Rows start

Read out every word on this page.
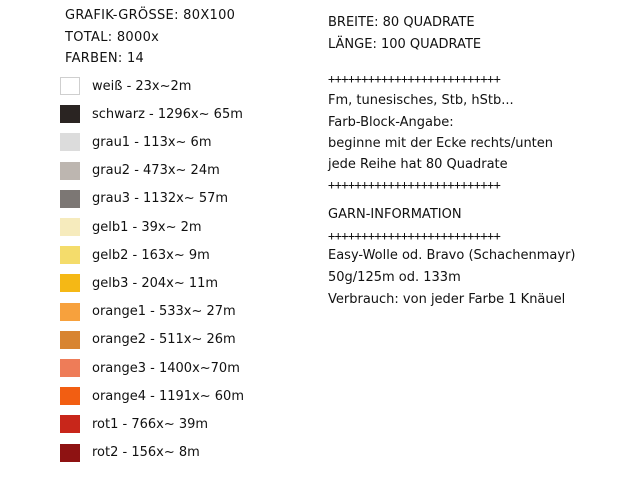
GRAFIK-GRÖSSE: 80X100
TOTAL: 8000x
FARBEN: 14
weiß - 23x~2m
schwarz - 1296x~ 65m
grau1 - 113x~ 6m
grau2 - 473x~ 24m
grau3 - 1132x~ 57m
gelb1 - 39x~ 2m
gelb2 - 163x~ 9m
gelb3 - 204x~ 11m
orange1 - 533x~ 27m
orange2 - 511x~ 26m
orange3 - 1400x~70m
orange4 - 1191x~ 60m
rot1 - 766x~ 39m
rot2 - 156x~ 8m
BREITE: 80 QUADRATE
LÄNGE: 100 QUADRATE
++++++++++++++++++++++++++
Fm, tunesisches, Stb, hStb...
Farb-Block-Angabe:
beginne mit der Ecke rechts/unten
jede Reihe hat 80 Quadrate
++++++++++++++++++++++++++
GARN-INFORMATION
++++++++++++++++++++++++++
Easy-Wolle od. Bravo (Schachenmayr)
50g/125m od. 133m
Verbrauch: von jeder Farbe 1 Knäuel
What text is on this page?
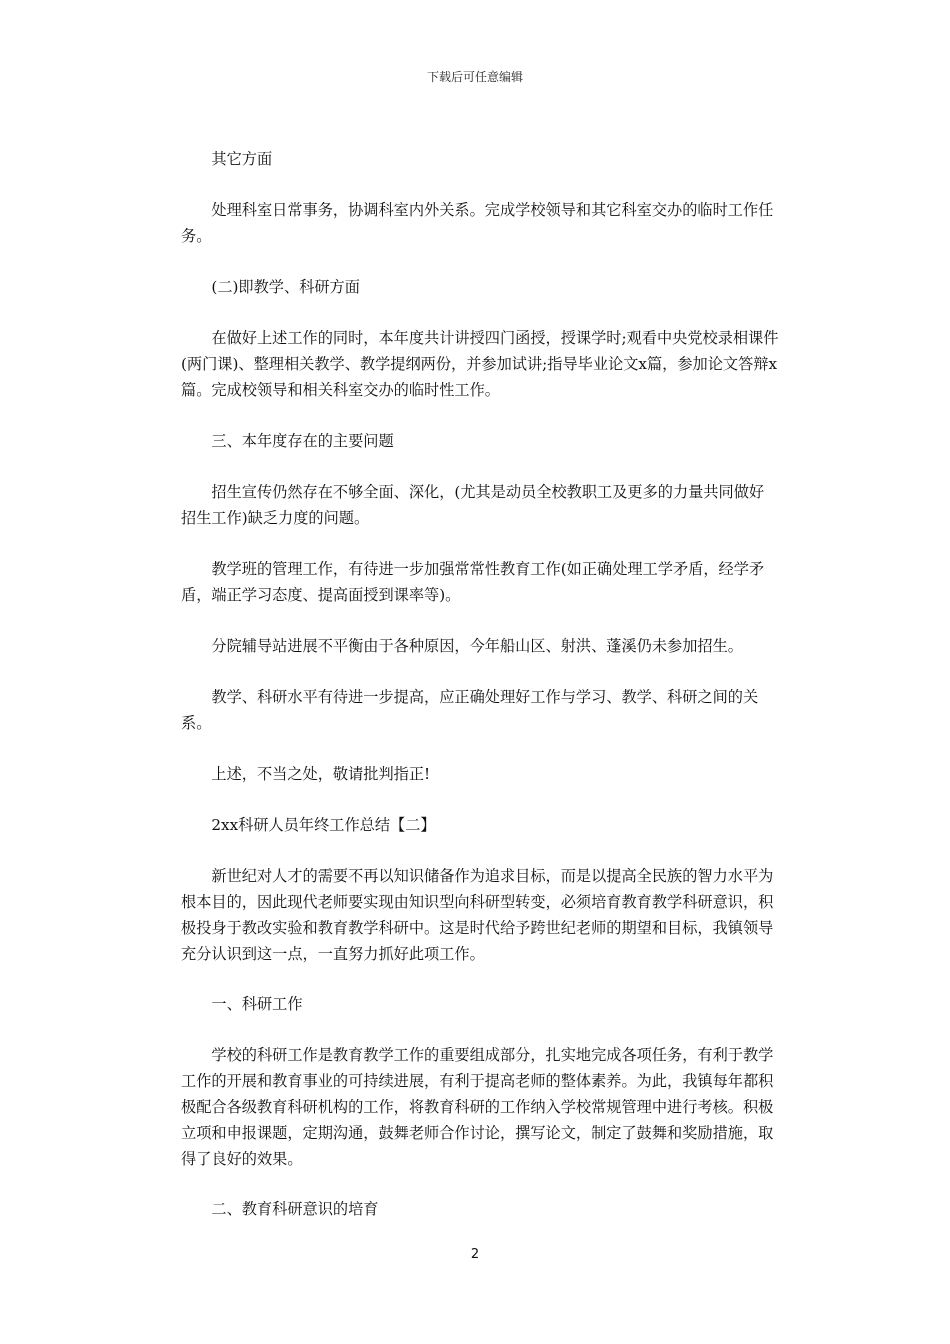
下载后可任意编辑

其它方面

处理科室日常事务，协调科室内外关系。完成学校领导和其它科室交办的临时工作任务。

(二)即教学、科研方面

在做好上述工作的同时，本年度共计讲授四门函授，授课学时;观看中央党校录相课件(两门课)、整理相关教学、教学提纲两份，并参加试讲;指导毕业论文x篇，参加论文答辩x篇。完成校领导和相关科室交办的临时性工作。

三、本年度存在的主要问题

招生宣传仍然存在不够全面、深化，(尤其是动员全校教职工及更多的力量共同做好招生工作)缺乏力度的问题。

教学班的管理工作，有待进一步加强常常性教育工作(如正确处理工学矛盾，经学矛盾，端正学习态度、提高面授到课率等)。

分院辅导站进展不平衡由于各种原因，今年船山区、射洪、蓬溪仍未参加招生。

教学、科研水平有待进一步提高，应正确处理好工作与学习、教学、科研之间的关系。

上述，不当之处，敬请批判指正!

2xx科研人员年终工作总结【二】

新世纪对人才的需要不再以知识储备作为追求目标，而是以提高全民族的智力水平为根本目的，因此现代老师要实现由知识型向科研型转变，必须培育教育教学科研意识，积极投身于教改实验和教育教学科研中。这是时代给予跨世纪老师的期望和目标，我镇领导充分认识到这一点，一直努力抓好此项工作。

一、科研工作

学校的科研工作是教育教学工作的重要组成部分，扎实地完成各项任务，有利于教学工作的开展和教育事业的可持续进展，有利于提高老师的整体素养。为此，我镇每年都积极配合各级教育科研机构的工作，将教育科研的工作纳入学校常规管理中进行考核。积极立项和申报课题，定期沟通，鼓舞老师合作讨论，撰写论文，制定了鼓舞和奖励措施，取得了良好的效果。

二、教育科研意识的培育

2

Rows end

**Instruction:**
Repeat the lines above exactly, and keep every picture out.

**Solution:**
Read out every word on this page.
GRAFIK-GRÖSSE: 80X100
TOTAL: 8000x
FARBEN: 14
weiß - 23x~2m
schwarz - 1296x~ 65m
grau1 - 113x~ 6m
grau2 - 473x~ 24m
grau3 - 1132x~ 57m
gelb1 - 39x~ 2m
gelb2 - 163x~ 9m
gelb3 - 204x~ 11m
orange1 - 533x~ 27m
orange2 - 511x~ 26m
orange3 - 1400x~70m
orange4 - 1191x~ 60m
rot1 - 766x~ 39m
rot2 - 156x~ 8m
BREITE: 80 QUADRATE
LÄNGE: 100 QUADRATE
++++++++++++++++++++++++++
Fm, tunesisches, Stb, hStb...
Farb-Block-Angabe:
beginne mit der Ecke rechts/unten
jede Reihe hat 80 Quadrate
++++++++++++++++++++++++++
GARN-INFORMATION
++++++++++++++++++++++++++
Easy-Wolle od. Bravo (Schachenmayr)
50g/125m od. 133m
Verbrauch: von jeder Farbe 1 Knäuel
What text is on this page?
下载后可任意编辑

其它方面

处理科室日常事务，协调科室内外关系。完成学校领导和其它科室交办的临时工作任务。

(二)即教学、科研方面

在做好上述工作的同时，本年度共计讲授四门函授，授课学时;观看中央党校录相课件(两门课)、整理相关教学、教学提纲两份，并参加试讲;指导毕业论文x篇，参加论文答辩x篇。完成校领导和相关科室交办的临时性工作。

三、本年度存在的主要问题

招生宣传仍然存在不够全面、深化，(尤其是动员全校教职工及更多的力量共同做好招生工作)缺乏力度的问题。

教学班的管理工作，有待进一步加强常常性教育工作(如正确处理工学矛盾，经学矛盾，端正学习态度、提高面授到课率等)。

分院辅导站进展不平衡由于各种原因，今年船山区、射洪、蓬溪仍未参加招生。

教学、科研水平有待进一步提高，应正确处理好工作与学习、教学、科研之间的关系。

上述，不当之处，敬请批判指正!

2xx科研人员年终工作总结【二】

新世纪对人才的需要不再以知识储备作为追求目标，而是以提高全民族的智力水平为根本目的，因此现代老师要实现由知识型向科研型转变，必须培育教育教学科研意识，积极投身于教改实验和教育教学科研中。这是时代给予跨世纪老师的期望和目标，我镇领导充分认识到这一点，一直努力抓好此项工作。

一、科研工作

学校的科研工作是教育教学工作的重要组成部分，扎实地完成各项任务，有利于教学工作的开展和教育事业的可持续进展，有利于提高老师的整体素养。为此，我镇每年都积极配合各级教育科研机构的工作，将教育科研的工作纳入学校常规管理中进行考核。积极立项和申报课题，定期沟通，鼓舞老师合作讨论，撰写论文，制定了鼓舞和奖励措施，取得了良好的效果。

二、教育科研意识的培育

2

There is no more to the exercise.